Indonesian government has
circulated a draft decree among coal producers suggesting a ban of exports of
coal below calorific value of 5100 kcal/kg, starting from 2014. This could cut
thermal coal exports by 120-130 million tonnes. One of the biggest hits will be
India which prefers Indonesian coal for its low sulphur content and competitive
price.
Indian companies have a strong
appetite for low calorific value coal from Indonesia. The calorific content
that India imports is below 5,000 kcal/kg and can be as low as 3,500 kcal/kg.
Indonesia is getting weary about
allowing very heavy exports for valid reasons. Indonesian coal exports grew to
270 million tones in 2010, but their own domestic power producers’ demand for
coal will keep growing. So now Indonesia will set aside 82 million tonne or one
fourth of 2012 production for domestic players. And it will tighten its grip on
coal exports.
What this means for India is more
tightening on coal supply for a country that already has ambitious targets for
power capacity addition but no coal. India wants to add 14 GW of power
capacity in 2011-12. In 2010-11 the state target was 13 GW while 9 GW was
added.

• Dataset section
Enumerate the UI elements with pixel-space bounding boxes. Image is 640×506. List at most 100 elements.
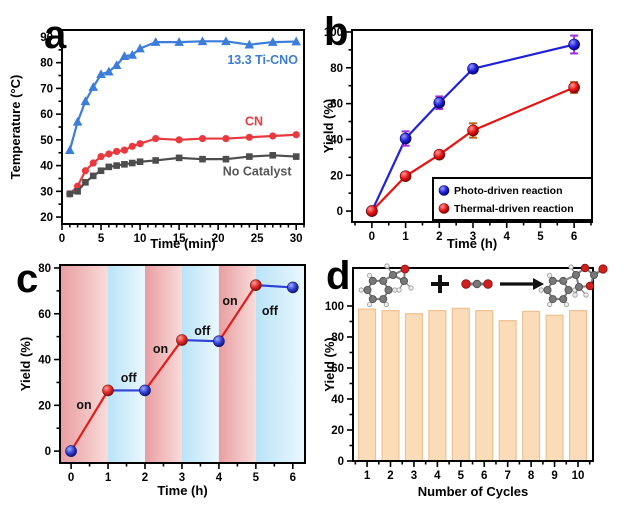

• Required work
1/ Translate this sentence from the text on Indonesian coal exports into Spanish: "India wants to add 14 GW of power capacity in 2011-12."
2/ In the text on Indonesian coal exports, turn the paragraph beginning "Indonesian government has circulated a draft decree" into a short bulleted list that keeps its main facts.
3/ According to the text on Indonesian coal exports, how much power capacity was added in 2010-11?

• Written answers
1/ India quiere añadir 14 GW de capacidad eléctrica en 2011-12.

2/
- Indonesia's government has circulated a draft decree among coal producers.
- The decree suggests banning exports of coal below 5100 kcal/kg, starting in 2014.
- This could cut thermal coal exports by 120-130 million tonnes.
- India would be one of the hardest hit because it prefers Indonesian coal for its low sulphur content and competitive price.

3/ 9 GW, against a state target of 13 GW.